## YOUR GOAL
Copy every line of the data in which the word "TetherUS" occurs.

## MATERIAL
▬▬▬▬▬▬▬▬▬▬

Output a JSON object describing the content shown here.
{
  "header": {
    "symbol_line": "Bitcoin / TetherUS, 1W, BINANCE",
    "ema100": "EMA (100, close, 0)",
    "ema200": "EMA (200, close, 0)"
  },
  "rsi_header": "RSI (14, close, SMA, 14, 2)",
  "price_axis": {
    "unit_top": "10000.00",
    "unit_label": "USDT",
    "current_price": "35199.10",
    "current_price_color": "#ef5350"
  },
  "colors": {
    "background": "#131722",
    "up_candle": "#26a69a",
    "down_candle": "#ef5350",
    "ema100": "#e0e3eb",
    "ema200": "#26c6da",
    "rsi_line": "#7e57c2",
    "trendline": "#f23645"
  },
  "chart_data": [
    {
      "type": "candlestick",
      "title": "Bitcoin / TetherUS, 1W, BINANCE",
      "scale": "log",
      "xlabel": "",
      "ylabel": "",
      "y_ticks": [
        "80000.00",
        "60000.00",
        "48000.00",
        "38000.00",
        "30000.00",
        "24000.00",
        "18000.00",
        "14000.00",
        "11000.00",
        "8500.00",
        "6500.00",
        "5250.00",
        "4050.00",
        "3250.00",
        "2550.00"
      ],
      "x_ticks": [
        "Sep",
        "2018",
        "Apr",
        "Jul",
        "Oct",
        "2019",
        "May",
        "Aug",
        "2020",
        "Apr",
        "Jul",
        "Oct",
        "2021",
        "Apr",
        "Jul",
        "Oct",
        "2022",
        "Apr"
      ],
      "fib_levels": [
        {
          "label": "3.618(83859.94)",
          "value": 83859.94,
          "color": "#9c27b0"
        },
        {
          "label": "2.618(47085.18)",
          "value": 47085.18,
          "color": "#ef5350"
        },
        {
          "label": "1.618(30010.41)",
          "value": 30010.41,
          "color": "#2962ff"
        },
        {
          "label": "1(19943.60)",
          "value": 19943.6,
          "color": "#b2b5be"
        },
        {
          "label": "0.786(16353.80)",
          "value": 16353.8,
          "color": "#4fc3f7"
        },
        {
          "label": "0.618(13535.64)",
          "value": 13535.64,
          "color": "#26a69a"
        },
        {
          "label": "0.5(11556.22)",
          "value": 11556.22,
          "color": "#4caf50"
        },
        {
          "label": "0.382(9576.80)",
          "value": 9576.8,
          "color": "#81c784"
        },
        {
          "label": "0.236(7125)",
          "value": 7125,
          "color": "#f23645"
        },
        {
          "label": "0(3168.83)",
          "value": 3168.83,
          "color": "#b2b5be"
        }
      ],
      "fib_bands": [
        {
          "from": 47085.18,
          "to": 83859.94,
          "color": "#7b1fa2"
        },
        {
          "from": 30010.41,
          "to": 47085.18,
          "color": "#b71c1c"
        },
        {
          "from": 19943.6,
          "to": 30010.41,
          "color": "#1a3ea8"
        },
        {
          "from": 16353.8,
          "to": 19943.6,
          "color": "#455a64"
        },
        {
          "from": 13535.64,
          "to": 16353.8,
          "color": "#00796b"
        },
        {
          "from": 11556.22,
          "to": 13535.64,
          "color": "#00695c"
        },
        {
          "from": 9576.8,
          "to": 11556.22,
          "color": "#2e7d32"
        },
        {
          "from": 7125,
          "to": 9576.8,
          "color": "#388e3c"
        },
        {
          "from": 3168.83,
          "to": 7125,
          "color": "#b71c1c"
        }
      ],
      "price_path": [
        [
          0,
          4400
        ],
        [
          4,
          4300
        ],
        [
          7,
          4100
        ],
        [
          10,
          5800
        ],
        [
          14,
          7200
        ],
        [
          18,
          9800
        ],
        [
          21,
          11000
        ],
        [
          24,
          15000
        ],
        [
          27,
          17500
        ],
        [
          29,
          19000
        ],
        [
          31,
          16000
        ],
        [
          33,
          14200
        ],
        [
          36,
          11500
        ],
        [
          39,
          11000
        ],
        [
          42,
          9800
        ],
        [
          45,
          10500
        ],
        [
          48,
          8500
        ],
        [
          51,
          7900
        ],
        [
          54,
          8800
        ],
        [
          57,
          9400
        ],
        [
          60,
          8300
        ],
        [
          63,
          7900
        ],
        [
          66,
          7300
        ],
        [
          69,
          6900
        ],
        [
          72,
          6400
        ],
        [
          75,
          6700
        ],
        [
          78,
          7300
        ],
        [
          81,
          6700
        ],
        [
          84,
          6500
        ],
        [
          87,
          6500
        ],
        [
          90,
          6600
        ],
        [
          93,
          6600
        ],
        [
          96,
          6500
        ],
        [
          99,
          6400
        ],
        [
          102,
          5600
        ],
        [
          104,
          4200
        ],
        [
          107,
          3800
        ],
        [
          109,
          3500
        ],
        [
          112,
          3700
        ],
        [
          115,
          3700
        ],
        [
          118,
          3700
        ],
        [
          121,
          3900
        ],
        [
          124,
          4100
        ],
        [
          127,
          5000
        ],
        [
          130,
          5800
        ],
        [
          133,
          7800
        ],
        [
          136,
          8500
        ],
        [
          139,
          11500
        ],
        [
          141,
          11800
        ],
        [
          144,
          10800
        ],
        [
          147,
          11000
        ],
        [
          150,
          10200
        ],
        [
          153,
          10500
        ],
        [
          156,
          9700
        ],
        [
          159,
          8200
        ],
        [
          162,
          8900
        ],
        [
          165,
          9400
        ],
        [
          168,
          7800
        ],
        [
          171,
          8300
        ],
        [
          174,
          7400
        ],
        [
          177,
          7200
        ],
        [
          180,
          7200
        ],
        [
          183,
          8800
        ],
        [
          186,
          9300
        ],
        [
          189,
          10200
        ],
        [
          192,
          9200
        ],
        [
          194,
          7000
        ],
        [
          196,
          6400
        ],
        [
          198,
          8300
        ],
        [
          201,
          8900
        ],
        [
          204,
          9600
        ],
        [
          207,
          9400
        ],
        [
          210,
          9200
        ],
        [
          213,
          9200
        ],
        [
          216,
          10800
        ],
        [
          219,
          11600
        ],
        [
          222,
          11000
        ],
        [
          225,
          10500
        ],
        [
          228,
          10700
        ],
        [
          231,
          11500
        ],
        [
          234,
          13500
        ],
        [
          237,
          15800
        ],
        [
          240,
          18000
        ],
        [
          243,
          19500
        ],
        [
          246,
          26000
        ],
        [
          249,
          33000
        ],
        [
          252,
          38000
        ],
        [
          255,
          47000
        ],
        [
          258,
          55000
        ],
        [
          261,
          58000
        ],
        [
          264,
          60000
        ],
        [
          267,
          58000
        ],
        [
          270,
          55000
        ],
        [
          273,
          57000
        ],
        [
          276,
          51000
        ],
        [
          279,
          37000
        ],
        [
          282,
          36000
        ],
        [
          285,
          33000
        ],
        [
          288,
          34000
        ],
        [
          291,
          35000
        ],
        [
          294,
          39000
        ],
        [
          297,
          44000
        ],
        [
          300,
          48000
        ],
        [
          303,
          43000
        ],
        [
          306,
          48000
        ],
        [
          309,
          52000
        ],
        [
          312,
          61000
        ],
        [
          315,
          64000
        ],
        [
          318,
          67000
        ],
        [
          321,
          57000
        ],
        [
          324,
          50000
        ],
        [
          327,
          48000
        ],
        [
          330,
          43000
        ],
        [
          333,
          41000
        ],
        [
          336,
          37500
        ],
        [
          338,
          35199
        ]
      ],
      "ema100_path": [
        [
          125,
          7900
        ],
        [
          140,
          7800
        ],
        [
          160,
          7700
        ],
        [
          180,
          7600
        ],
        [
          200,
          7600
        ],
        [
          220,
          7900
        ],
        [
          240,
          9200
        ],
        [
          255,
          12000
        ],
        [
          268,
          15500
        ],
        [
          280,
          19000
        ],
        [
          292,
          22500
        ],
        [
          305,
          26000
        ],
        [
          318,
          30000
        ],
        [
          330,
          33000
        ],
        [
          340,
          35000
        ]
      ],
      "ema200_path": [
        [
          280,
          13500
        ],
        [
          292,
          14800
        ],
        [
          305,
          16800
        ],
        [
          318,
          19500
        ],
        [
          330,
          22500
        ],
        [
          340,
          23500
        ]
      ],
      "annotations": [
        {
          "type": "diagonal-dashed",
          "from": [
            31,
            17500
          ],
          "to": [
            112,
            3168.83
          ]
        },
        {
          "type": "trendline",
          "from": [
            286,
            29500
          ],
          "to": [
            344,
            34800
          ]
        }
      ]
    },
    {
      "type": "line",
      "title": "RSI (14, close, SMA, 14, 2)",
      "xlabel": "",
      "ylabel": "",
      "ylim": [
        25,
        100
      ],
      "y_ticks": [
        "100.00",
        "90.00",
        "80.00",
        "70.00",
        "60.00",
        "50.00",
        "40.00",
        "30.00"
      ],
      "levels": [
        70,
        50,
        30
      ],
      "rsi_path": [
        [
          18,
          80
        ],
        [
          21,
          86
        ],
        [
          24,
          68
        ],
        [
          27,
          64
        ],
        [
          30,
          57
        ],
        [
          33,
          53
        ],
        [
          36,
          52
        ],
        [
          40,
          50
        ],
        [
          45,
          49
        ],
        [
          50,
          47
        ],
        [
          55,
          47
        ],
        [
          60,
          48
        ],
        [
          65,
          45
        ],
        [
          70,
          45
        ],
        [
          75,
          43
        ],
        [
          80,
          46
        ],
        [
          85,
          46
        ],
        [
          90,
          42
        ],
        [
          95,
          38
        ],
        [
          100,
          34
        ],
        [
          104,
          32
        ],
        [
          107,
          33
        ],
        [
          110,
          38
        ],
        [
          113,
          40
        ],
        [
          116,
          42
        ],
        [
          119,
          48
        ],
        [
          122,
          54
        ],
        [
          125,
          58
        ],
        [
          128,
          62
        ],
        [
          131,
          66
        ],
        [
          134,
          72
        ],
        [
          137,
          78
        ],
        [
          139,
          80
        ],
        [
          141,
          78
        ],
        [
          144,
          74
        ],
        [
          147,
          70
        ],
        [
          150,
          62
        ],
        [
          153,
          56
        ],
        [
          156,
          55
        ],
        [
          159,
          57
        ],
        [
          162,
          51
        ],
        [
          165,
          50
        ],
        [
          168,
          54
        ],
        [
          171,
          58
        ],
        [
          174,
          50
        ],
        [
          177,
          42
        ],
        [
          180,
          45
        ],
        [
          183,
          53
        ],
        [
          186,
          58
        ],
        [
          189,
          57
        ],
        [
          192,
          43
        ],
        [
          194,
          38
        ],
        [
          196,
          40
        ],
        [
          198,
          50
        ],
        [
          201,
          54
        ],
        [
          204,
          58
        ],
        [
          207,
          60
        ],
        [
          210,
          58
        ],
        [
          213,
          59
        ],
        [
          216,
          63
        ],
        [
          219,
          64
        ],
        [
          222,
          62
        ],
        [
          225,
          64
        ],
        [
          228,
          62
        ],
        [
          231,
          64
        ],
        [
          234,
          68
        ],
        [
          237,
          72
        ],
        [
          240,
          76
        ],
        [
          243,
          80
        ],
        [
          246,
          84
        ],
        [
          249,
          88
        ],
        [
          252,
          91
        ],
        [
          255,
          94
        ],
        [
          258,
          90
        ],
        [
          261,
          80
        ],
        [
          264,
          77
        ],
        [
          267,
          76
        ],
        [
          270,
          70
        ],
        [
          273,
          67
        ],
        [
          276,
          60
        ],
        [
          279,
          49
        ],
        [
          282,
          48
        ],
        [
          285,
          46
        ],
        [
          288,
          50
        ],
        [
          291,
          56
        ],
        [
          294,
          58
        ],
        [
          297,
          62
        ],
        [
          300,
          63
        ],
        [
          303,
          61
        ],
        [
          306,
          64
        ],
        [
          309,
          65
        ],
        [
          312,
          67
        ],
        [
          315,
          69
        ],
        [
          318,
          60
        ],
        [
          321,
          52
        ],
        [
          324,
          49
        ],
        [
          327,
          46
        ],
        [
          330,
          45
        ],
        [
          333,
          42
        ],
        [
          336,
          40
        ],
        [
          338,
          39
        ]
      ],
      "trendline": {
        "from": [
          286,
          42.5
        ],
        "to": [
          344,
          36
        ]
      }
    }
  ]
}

▬▬▬▬▬▬▬▬▬▬

## FULL RESPONSE
    "symbol_line": "Bitcoin / TetherUS, 1W, BINANCE",
      "title": "Bitcoin / TetherUS, 1W, BINANCE",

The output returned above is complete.